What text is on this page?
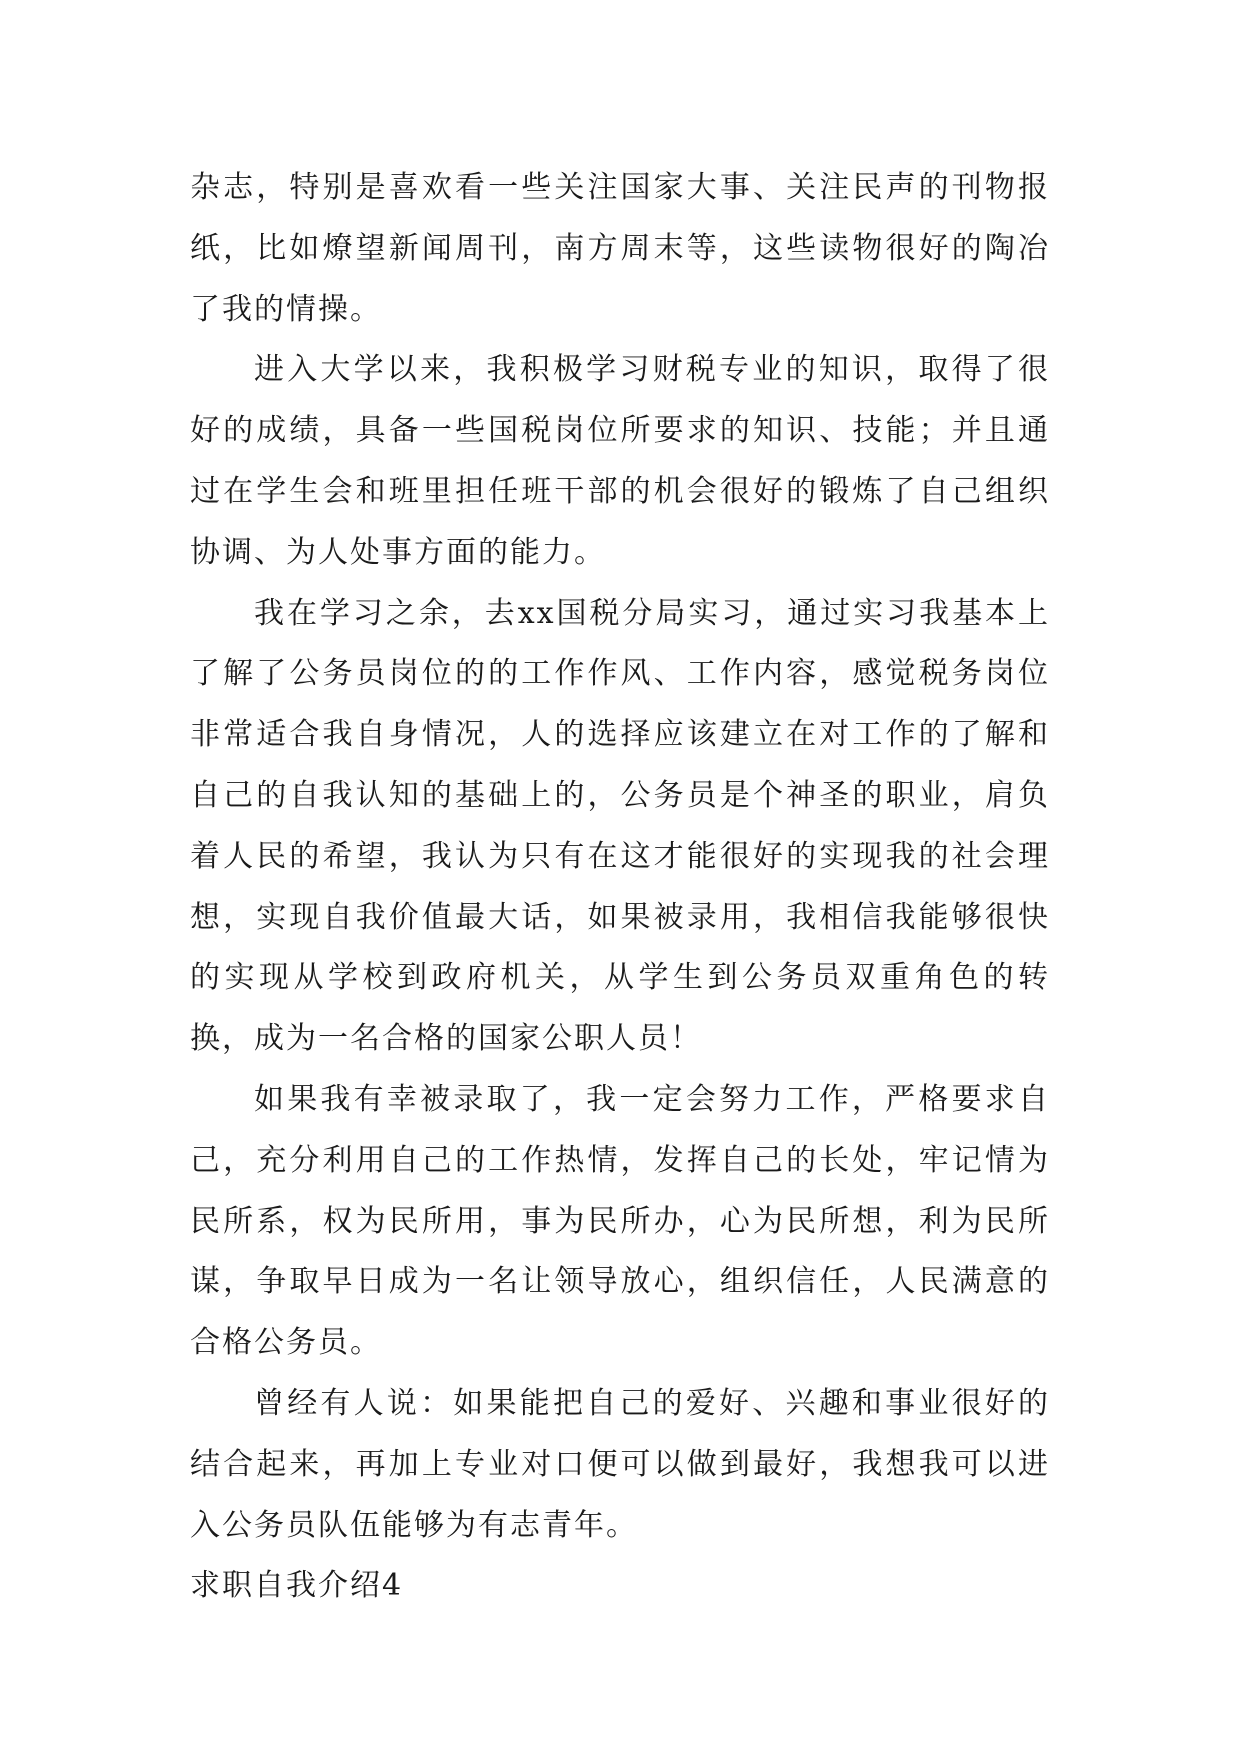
杂志，特别是喜欢看一些关注国家大事、关注民声的刊物报纸，比如燎望新闻周刊，南方周末等，这些读物很好的陶冶了我的情操。

进入大学以来，我积极学习财税专业的知识，取得了很好的成绩，具备一些国税岗位所要求的知识、技能；并且通过在学生会和班里担任班干部的机会很好的锻炼了自己组织协调、为人处事方面的能力。

我在学习之余，去xx国税分局实习，通过实习我基本上了解了公务员岗位的的工作作风、工作内容，感觉税务岗位非常适合我自身情况，人的选择应该建立在对工作的了解和自己的自我认知的基础上的，公务员是个神圣的职业，肩负着人民的希望，我认为只有在这才能很好的实现我的社会理想，实现自我价值最大话，如果被录用，我相信我能够很快的实现从学校到政府机关，从学生到公务员双重角色的转换，成为一名合格的国家公职人员！

如果我有幸被录取了，我一定会努力工作，严格要求自己，充分利用自己的工作热情，发挥自己的长处，牢记情为民所系，权为民所用，事为民所办，心为民所想，利为民所谋，争取早日成为一名让领导放心，组织信任，人民满意的合格公务员。

曾经有人说：如果能把自己的爱好、兴趣和事业很好的结合起来，再加上专业对口便可以做到最好，我想我可以进入公务员队伍能够为有志青年。

求职自我介绍4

—————

## Problem details
Leave every image out, and retype the material exactly.

## The reply
What text is on this page?
杂志，特别是喜欢看一些关注国家大事、关注民声的刊物报纸，比如燎望新闻周刊，南方周末等，这些读物很好的陶冶了我的情操。

进入大学以来，我积极学习财税专业的知识，取得了很好的成绩，具备一些国税岗位所要求的知识、技能；并且通过在学生会和班里担任班干部的机会很好的锻炼了自己组织协调、为人处事方面的能力。

我在学习之余，去xx国税分局实习，通过实习我基本上了解了公务员岗位的的工作作风、工作内容，感觉税务岗位非常适合我自身情况，人的选择应该建立在对工作的了解和自己的自我认知的基础上的，公务员是个神圣的职业，肩负着人民的希望，我认为只有在这才能很好的实现我的社会理想，实现自我价值最大话，如果被录用，我相信我能够很快的实现从学校到政府机关，从学生到公务员双重角色的转换，成为一名合格的国家公职人员！

如果我有幸被录取了，我一定会努力工作，严格要求自己，充分利用自己的工作热情，发挥自己的长处，牢记情为民所系，权为民所用，事为民所办，心为民所想，利为民所谋，争取早日成为一名让领导放心，组织信任，人民满意的合格公务员。

曾经有人说：如果能把自己的爱好、兴趣和事业很好的结合起来，再加上专业对口便可以做到最好，我想我可以进入公务员队伍能够为有志青年。

求职自我介绍4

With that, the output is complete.